Stored records
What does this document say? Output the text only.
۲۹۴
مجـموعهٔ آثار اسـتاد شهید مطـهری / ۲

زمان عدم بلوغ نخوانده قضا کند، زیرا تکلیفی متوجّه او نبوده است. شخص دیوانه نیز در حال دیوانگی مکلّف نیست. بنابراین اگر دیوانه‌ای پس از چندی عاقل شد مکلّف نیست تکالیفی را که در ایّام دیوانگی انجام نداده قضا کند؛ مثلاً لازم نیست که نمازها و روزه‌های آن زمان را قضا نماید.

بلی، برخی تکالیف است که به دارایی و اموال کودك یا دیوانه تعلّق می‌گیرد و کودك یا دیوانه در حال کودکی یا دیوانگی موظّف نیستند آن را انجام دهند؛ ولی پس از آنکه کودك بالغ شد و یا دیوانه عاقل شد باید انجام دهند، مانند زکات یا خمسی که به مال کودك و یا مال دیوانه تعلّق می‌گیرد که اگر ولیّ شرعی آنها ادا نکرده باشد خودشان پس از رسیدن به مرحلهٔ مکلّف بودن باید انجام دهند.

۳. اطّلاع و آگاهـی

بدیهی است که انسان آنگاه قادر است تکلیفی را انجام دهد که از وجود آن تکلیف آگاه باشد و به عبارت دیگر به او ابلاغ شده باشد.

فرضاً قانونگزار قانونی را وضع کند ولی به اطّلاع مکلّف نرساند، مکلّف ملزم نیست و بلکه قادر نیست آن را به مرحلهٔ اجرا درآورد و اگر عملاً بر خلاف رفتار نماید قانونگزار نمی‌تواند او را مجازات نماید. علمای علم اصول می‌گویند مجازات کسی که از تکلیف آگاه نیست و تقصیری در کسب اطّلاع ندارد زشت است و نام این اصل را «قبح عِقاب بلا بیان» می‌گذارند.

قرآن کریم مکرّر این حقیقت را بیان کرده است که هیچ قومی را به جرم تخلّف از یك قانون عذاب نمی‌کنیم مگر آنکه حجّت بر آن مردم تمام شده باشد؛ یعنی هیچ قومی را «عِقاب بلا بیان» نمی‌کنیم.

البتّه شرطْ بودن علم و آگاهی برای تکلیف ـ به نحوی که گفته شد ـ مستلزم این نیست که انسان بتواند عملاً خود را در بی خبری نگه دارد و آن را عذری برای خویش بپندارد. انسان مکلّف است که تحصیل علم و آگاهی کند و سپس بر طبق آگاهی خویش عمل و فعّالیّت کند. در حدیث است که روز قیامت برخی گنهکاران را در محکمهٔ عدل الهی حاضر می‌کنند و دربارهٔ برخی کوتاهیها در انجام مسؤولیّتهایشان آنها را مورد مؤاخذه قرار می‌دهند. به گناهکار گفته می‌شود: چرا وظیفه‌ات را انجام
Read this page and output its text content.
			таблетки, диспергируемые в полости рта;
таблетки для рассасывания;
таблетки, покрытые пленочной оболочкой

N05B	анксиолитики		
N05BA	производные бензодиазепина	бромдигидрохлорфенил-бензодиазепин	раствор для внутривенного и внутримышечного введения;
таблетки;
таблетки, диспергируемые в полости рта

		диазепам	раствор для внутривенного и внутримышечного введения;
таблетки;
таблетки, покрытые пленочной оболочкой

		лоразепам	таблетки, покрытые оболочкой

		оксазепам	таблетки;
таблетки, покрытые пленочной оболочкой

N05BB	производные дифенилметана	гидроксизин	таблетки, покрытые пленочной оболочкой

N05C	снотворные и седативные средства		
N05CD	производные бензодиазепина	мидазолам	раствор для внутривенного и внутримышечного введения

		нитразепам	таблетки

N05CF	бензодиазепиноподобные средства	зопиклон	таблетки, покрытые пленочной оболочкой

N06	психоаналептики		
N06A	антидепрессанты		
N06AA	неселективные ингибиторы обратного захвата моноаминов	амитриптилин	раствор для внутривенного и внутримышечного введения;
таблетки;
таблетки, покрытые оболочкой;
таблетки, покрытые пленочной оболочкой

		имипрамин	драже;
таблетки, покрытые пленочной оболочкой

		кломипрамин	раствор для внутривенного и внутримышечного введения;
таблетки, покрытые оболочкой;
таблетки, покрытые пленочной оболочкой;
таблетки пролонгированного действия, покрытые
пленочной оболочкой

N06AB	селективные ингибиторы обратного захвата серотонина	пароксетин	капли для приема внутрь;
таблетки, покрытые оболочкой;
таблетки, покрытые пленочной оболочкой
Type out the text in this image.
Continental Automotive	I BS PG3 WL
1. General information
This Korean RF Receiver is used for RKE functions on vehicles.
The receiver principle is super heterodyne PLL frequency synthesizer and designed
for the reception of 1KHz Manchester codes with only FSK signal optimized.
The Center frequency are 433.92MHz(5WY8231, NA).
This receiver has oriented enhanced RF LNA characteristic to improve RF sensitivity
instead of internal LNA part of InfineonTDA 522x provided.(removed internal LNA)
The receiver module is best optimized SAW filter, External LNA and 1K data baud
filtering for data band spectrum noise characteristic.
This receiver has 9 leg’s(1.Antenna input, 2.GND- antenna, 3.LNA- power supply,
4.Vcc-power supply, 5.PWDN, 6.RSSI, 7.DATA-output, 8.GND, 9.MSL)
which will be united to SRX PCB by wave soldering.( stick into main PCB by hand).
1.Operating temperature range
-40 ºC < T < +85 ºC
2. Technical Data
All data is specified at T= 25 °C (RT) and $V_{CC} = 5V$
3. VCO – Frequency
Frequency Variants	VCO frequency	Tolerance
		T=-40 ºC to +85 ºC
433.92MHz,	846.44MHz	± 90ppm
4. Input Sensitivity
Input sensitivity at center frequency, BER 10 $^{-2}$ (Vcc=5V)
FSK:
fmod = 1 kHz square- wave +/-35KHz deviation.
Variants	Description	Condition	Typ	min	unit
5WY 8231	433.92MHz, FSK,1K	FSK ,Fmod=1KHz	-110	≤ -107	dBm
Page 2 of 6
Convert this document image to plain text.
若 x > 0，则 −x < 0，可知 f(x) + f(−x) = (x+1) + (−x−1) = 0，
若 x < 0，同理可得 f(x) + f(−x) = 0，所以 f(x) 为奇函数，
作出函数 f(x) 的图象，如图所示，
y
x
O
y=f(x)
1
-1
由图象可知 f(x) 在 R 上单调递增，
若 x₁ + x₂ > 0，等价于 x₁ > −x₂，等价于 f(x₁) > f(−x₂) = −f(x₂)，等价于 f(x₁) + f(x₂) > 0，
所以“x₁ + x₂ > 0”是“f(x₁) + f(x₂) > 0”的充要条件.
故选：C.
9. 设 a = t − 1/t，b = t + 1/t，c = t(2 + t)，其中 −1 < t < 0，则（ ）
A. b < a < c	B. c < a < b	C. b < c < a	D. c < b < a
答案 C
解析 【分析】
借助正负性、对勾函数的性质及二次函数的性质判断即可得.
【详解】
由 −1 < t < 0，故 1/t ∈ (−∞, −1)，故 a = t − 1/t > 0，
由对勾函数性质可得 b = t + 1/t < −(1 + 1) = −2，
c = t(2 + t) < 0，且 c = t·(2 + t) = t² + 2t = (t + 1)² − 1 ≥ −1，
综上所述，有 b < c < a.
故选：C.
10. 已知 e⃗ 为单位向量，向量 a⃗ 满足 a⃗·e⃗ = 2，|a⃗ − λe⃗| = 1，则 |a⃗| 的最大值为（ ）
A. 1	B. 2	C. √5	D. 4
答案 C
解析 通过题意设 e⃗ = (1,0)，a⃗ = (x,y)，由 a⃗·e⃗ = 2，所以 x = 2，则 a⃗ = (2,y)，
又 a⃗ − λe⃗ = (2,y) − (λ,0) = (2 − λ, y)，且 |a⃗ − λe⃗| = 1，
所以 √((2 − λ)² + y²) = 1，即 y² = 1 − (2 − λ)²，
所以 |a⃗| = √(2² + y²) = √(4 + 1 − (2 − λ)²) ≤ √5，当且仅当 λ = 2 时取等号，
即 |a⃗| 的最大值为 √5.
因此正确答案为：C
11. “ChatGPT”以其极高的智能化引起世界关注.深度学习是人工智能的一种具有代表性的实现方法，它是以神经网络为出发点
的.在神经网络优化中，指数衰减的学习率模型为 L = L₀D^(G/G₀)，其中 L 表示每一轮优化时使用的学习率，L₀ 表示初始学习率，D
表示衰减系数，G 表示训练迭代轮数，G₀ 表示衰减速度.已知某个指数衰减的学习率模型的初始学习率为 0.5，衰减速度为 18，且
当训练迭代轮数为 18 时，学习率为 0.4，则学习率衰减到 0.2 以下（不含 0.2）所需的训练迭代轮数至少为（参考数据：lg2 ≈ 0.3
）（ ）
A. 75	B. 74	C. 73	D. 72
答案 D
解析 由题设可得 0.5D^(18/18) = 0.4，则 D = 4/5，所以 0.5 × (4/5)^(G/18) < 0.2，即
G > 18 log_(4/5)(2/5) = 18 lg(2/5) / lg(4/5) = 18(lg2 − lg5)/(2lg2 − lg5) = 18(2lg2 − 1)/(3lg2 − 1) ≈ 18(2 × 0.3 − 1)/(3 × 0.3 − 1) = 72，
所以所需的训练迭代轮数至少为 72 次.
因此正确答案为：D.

- _Your task_
Select, from the listing, all lines that include the word "захвата".

- _Task response_
N06AA	неселективные ингибиторы обратного захвата моноаминов	амитриптилин	раствор для внутривенного и внутримышечного введения;
N06AB	селективные ингибиторы обратного захвата серотонина	пароксетин	капли для приема внутрь;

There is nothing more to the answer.